## [WHAT TO WORK ON]
Pull out every line below that holds the word "органа".

_____

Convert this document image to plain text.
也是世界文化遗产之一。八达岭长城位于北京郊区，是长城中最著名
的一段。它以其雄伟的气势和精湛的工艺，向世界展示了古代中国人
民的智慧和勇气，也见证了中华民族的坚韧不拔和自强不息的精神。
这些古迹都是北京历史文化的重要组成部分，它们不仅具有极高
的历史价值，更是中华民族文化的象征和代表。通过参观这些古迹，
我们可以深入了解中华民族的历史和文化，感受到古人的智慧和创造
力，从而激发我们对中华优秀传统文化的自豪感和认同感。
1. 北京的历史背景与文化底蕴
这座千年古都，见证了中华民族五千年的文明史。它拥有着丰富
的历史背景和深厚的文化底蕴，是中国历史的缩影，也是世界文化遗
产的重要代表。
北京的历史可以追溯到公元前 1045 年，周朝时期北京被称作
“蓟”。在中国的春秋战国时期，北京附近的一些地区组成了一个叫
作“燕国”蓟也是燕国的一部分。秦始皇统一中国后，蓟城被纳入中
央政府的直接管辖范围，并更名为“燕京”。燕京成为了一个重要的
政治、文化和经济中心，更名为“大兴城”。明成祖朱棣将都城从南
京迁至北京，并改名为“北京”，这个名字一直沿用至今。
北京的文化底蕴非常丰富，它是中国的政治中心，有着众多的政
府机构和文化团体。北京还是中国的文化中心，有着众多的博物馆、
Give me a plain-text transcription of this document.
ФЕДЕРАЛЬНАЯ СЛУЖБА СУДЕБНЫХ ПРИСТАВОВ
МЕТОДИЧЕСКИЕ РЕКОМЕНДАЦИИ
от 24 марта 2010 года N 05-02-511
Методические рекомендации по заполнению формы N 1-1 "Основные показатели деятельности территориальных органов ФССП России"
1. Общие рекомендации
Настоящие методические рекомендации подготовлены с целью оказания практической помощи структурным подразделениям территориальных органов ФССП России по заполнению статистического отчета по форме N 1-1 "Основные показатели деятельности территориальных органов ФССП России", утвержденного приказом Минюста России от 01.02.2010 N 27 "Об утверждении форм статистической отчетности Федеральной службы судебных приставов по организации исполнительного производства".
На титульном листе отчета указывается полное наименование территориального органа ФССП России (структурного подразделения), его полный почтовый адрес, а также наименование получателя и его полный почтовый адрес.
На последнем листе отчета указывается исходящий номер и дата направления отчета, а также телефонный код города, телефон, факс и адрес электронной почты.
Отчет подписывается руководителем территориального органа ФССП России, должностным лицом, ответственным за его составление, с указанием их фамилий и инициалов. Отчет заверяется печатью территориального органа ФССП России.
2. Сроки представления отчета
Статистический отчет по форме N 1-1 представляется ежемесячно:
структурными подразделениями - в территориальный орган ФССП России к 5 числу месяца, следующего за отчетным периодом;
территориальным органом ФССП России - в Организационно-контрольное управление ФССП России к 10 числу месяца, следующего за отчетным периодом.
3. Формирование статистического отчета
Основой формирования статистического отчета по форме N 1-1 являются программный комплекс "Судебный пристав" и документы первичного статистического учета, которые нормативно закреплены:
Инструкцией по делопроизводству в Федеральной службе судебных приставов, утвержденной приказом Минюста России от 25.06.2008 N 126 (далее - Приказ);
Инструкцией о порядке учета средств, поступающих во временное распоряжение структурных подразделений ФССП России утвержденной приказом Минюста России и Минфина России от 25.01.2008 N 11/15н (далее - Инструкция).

_____

## [OUTPUT FOR THIS EXERCISE]
На титульном листе отчета указывается полное наименование территориального органа ФССП России (структурного подразделения), его полный почтовый адрес, а также наименование получателя и его полный почтовый адрес.
Отчет подписывается руководителем территориального органа ФССП России, должностным лицом, ответственным за его составление, с указанием их фамилий и инициалов. Отчет заверяется печатью территориального органа ФССП России.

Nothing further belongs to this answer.